> [Exercise task]:
Where a line holds "structure", copy it.

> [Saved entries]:
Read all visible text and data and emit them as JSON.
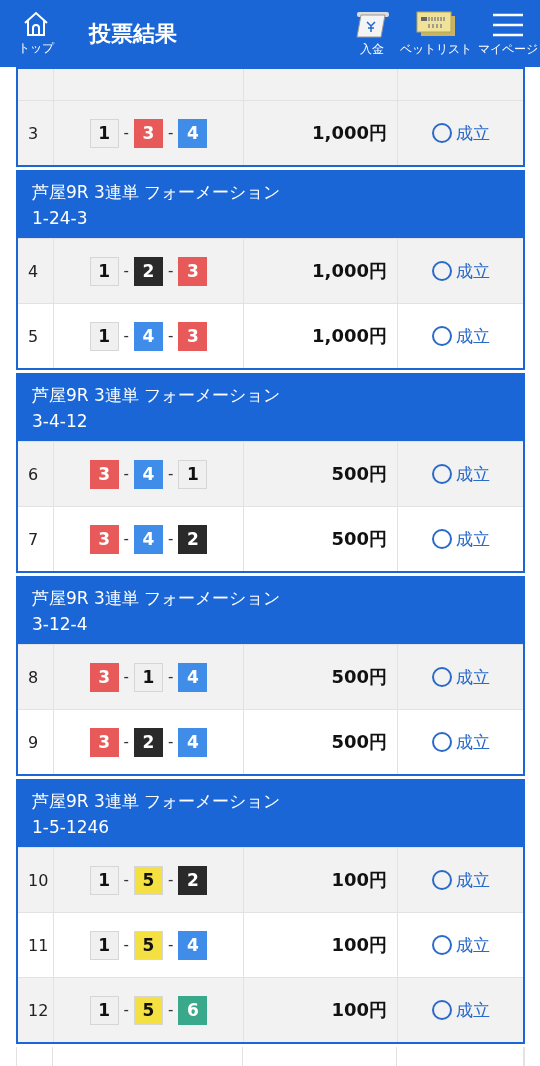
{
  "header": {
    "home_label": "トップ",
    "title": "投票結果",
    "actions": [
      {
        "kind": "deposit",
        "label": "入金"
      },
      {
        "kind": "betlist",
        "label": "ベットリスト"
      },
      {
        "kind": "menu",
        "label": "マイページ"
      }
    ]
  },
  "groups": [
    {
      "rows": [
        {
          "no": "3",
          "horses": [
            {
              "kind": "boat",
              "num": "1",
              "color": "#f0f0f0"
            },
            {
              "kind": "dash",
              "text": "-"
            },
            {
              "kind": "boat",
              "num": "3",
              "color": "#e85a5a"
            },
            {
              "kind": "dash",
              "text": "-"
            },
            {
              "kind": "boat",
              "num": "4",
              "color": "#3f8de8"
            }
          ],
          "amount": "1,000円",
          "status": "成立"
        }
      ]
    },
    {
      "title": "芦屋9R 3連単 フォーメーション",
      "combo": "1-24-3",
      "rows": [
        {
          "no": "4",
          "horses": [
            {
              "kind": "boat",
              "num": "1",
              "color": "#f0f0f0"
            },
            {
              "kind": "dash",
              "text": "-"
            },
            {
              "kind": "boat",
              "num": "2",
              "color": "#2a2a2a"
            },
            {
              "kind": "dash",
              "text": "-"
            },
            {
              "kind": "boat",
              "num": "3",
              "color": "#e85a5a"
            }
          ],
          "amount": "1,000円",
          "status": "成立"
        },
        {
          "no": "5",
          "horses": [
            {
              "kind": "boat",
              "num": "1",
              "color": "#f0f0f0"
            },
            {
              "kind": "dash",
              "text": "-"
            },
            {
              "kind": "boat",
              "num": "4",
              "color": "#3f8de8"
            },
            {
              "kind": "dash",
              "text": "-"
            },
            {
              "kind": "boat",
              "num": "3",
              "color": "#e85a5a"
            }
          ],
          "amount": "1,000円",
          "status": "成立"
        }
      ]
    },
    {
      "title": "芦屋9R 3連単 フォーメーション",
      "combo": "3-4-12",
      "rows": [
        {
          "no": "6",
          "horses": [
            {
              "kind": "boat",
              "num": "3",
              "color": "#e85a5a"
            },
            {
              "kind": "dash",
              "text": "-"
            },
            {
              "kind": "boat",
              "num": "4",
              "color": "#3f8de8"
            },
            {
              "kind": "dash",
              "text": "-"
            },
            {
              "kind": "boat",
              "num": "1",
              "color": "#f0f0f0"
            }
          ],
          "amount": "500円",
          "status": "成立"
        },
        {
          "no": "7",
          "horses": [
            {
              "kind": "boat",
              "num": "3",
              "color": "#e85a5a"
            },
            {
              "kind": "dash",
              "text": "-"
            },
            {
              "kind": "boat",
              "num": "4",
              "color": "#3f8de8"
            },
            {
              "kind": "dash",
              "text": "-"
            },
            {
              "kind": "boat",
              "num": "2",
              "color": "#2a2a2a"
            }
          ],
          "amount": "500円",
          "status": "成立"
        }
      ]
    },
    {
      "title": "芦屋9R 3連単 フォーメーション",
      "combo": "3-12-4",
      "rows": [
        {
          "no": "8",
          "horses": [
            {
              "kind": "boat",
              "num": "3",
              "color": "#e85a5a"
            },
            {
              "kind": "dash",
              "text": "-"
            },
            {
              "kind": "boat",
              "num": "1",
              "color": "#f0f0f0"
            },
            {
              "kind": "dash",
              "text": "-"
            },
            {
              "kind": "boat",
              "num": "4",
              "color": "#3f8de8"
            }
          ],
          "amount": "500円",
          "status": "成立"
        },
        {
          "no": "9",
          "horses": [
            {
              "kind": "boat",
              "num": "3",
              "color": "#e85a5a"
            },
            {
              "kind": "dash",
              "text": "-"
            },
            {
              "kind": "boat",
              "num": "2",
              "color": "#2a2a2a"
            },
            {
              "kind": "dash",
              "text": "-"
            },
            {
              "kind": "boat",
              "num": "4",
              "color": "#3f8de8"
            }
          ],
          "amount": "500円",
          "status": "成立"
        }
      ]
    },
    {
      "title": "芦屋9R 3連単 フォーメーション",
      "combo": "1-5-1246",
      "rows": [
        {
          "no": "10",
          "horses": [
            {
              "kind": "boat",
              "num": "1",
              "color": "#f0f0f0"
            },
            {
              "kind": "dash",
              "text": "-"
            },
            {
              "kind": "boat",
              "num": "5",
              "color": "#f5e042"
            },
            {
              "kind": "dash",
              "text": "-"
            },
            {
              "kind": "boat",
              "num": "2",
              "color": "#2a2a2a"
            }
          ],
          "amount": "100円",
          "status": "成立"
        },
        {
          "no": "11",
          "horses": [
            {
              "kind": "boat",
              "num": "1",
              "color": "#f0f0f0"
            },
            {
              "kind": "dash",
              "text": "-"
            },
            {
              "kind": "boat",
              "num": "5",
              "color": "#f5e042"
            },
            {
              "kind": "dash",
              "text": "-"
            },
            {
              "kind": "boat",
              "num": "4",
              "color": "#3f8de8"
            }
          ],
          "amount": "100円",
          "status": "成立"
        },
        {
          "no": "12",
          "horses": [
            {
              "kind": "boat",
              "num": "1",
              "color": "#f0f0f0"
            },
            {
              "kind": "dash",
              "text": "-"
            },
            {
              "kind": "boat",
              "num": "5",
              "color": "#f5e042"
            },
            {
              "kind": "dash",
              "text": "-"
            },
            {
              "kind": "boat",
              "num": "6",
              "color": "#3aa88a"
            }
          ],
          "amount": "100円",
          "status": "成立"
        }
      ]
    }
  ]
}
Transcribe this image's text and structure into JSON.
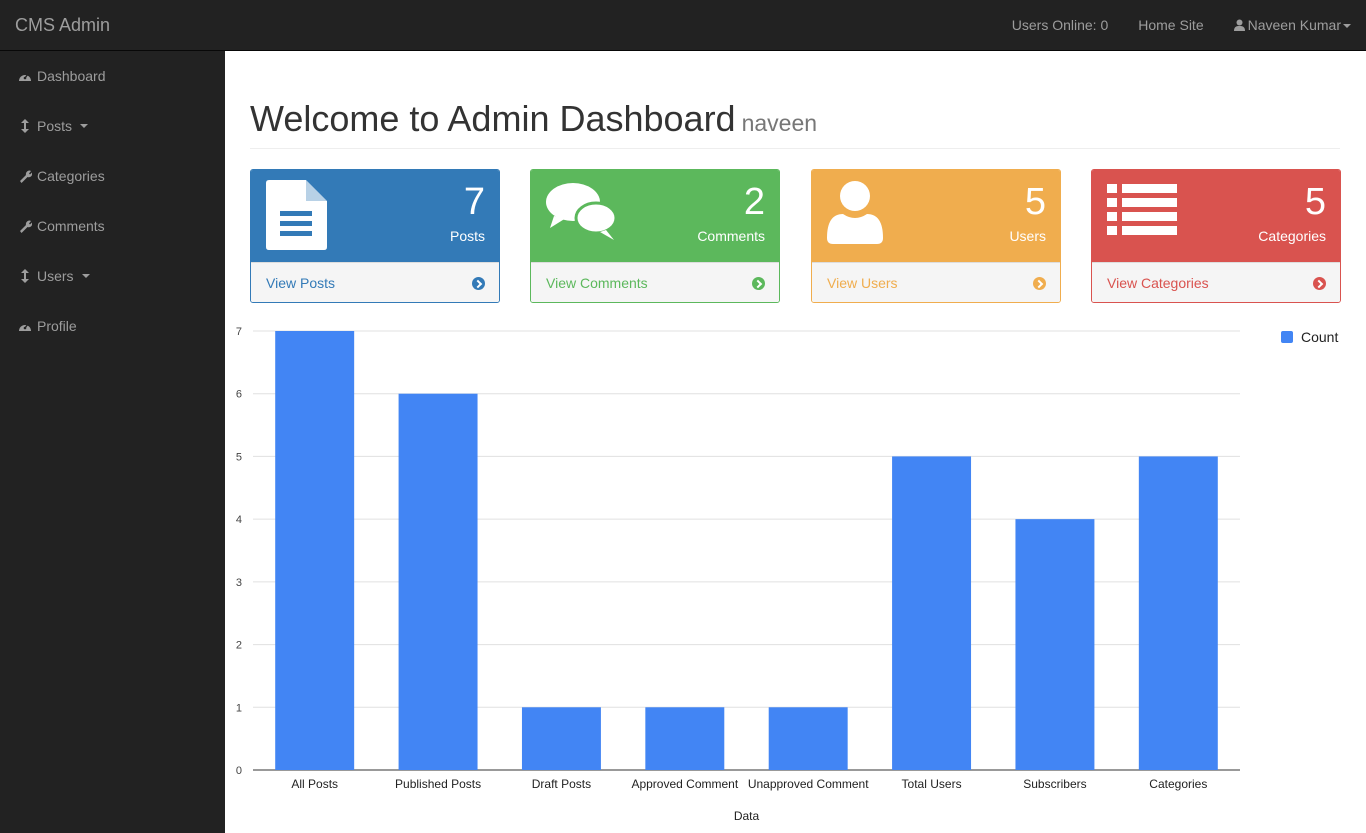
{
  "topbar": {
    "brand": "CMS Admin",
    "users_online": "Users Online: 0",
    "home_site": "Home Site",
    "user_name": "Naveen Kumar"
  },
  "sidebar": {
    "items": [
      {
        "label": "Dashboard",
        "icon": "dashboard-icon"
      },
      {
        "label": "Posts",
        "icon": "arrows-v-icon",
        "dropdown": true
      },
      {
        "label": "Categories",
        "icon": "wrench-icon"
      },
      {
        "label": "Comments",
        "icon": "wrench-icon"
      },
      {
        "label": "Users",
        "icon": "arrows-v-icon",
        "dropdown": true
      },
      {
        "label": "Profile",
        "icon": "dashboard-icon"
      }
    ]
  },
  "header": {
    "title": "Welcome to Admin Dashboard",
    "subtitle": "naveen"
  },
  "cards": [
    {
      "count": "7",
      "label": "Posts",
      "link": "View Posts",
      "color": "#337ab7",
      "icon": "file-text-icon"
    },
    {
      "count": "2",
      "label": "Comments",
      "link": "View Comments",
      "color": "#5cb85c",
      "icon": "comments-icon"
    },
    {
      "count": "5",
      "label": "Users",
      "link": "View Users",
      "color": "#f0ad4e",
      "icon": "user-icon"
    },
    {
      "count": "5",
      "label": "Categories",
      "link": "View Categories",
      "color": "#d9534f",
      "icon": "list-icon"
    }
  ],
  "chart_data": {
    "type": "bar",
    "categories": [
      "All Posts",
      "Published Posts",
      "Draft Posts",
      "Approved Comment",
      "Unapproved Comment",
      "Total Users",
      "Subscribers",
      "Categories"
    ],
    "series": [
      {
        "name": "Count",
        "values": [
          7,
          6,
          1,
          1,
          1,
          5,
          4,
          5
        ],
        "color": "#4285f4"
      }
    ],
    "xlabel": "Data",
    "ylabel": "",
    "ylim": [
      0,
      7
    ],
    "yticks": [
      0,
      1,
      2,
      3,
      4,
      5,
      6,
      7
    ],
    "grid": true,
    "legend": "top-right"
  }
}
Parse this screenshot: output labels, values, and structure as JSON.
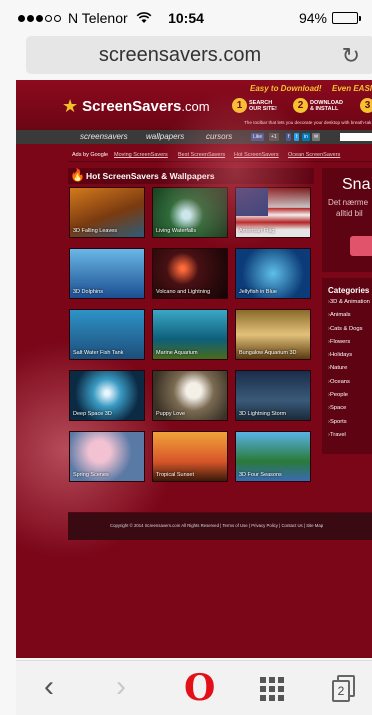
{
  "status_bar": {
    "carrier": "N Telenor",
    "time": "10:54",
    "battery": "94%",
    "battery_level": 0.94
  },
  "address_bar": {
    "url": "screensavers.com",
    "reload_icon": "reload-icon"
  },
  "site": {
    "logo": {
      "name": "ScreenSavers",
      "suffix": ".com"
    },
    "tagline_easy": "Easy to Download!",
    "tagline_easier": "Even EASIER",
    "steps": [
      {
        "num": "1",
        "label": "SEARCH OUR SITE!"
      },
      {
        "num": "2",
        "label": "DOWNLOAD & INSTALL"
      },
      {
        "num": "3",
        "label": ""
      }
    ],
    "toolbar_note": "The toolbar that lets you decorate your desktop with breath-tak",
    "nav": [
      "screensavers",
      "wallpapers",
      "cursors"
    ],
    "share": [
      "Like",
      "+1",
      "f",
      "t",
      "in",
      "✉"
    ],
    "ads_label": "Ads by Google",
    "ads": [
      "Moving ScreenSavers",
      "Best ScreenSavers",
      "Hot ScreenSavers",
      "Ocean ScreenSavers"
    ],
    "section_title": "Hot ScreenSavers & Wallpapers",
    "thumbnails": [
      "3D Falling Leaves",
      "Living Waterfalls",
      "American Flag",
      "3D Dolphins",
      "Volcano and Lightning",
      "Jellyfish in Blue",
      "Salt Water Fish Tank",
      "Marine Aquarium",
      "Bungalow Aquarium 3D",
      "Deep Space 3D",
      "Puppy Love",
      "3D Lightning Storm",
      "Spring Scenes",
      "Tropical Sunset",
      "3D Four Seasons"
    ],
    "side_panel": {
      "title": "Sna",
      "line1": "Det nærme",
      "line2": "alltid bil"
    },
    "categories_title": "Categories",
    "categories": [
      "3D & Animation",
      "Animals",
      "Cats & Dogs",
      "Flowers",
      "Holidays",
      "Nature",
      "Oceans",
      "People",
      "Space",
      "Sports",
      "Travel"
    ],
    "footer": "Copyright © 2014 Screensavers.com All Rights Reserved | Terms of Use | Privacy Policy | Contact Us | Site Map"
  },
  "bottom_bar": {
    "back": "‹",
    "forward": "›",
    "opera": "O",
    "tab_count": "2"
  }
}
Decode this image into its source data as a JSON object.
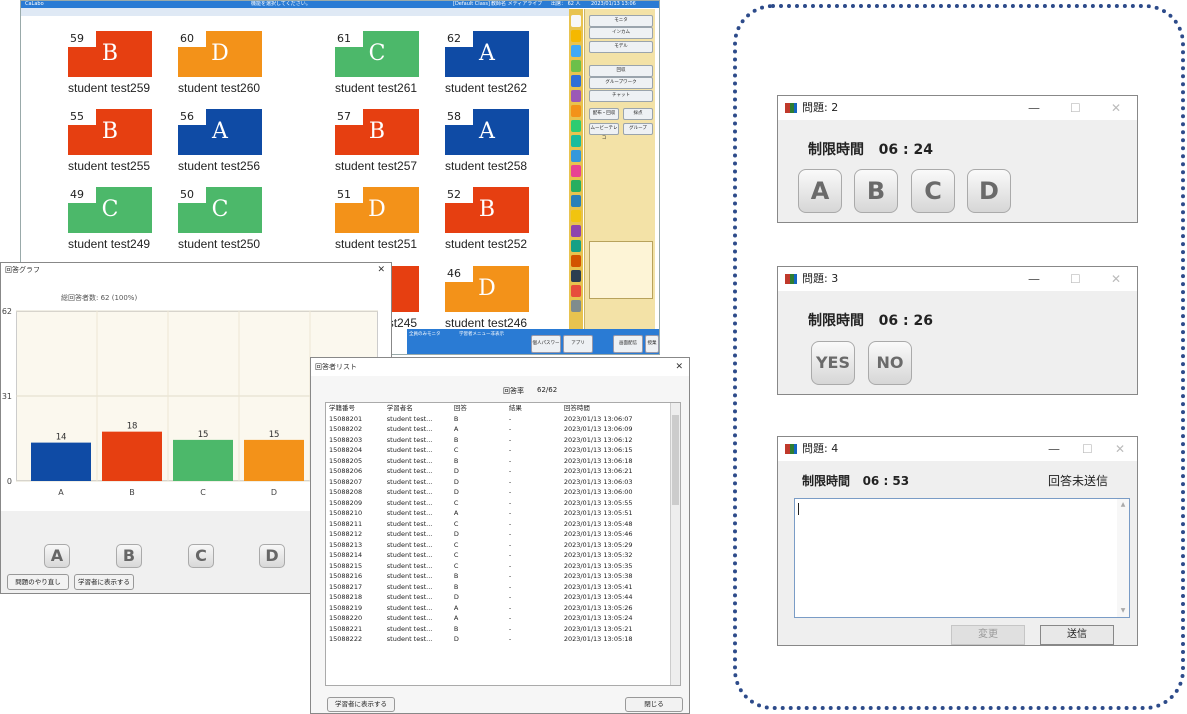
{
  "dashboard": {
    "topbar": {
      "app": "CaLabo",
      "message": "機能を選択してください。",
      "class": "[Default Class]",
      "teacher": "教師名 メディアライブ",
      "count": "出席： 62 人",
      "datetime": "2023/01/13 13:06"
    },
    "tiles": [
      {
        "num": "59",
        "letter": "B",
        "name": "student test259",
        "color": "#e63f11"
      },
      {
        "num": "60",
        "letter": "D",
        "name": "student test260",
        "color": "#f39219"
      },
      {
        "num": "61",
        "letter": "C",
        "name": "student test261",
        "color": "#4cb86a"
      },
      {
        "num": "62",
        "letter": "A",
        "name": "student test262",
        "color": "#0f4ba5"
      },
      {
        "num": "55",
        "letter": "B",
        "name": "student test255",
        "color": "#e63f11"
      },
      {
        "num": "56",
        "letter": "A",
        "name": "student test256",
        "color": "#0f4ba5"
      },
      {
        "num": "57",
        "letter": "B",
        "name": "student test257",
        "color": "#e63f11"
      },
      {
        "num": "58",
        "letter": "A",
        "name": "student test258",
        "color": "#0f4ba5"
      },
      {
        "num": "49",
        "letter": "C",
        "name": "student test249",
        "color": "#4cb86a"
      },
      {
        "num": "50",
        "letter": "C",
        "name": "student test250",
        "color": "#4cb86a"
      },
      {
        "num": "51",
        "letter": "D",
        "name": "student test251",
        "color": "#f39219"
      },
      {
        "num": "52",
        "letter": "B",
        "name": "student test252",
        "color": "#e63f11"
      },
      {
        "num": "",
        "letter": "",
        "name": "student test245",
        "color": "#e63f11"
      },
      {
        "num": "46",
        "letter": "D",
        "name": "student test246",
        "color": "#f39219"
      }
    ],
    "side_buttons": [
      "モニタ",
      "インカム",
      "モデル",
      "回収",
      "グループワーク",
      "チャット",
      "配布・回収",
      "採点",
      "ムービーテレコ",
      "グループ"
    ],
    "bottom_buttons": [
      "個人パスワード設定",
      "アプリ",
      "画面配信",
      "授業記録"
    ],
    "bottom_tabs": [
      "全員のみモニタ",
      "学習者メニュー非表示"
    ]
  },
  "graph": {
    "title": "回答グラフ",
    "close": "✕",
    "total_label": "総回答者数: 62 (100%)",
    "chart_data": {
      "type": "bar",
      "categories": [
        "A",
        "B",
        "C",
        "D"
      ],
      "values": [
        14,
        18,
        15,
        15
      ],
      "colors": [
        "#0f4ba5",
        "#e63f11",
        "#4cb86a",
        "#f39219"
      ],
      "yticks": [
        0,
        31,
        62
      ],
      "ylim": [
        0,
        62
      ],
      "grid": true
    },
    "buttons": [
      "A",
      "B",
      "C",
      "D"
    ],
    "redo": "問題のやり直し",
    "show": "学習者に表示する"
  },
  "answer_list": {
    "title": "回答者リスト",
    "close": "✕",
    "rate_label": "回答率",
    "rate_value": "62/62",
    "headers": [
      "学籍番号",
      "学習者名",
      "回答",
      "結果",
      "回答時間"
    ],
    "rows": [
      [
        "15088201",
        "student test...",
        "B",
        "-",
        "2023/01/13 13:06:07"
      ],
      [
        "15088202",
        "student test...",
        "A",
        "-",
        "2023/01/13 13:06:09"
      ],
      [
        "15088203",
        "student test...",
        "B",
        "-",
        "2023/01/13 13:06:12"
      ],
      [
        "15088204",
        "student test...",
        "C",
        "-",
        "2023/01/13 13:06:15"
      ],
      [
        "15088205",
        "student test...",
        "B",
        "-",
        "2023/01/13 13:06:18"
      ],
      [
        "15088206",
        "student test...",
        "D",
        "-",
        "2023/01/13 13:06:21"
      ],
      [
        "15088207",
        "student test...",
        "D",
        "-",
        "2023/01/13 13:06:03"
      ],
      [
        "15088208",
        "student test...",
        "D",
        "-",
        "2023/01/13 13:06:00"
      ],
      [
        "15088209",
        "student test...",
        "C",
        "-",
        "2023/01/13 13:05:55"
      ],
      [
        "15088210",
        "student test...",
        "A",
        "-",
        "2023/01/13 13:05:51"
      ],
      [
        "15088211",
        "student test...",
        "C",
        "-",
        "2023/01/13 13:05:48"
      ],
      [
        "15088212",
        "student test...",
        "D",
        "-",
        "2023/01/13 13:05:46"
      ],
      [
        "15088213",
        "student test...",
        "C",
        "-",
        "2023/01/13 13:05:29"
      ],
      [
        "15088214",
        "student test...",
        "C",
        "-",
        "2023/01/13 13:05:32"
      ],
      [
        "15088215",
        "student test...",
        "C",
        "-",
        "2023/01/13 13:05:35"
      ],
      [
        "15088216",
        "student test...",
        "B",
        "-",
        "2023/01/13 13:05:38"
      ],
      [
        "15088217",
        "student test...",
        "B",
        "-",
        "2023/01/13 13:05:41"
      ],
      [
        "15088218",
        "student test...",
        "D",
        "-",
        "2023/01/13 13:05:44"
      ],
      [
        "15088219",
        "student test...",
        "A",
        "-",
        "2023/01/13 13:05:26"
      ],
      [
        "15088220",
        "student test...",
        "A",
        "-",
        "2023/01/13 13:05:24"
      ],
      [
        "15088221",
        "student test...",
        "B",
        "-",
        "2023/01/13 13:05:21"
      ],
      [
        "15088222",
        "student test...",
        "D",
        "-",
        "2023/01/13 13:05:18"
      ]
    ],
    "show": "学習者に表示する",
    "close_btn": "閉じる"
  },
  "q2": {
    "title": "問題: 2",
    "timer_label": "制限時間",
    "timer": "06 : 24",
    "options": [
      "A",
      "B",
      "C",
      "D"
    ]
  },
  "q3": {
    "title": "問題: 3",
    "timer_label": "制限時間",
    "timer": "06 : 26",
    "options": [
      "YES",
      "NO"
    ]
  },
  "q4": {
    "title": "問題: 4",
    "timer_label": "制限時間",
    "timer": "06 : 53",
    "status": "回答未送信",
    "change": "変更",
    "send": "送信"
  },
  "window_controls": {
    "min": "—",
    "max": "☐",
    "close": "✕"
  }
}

> [Response to this exercise]:
Transcribe this image's text and structure into JSON.
Parse this screenshot: output labels, values, and structure as JSON.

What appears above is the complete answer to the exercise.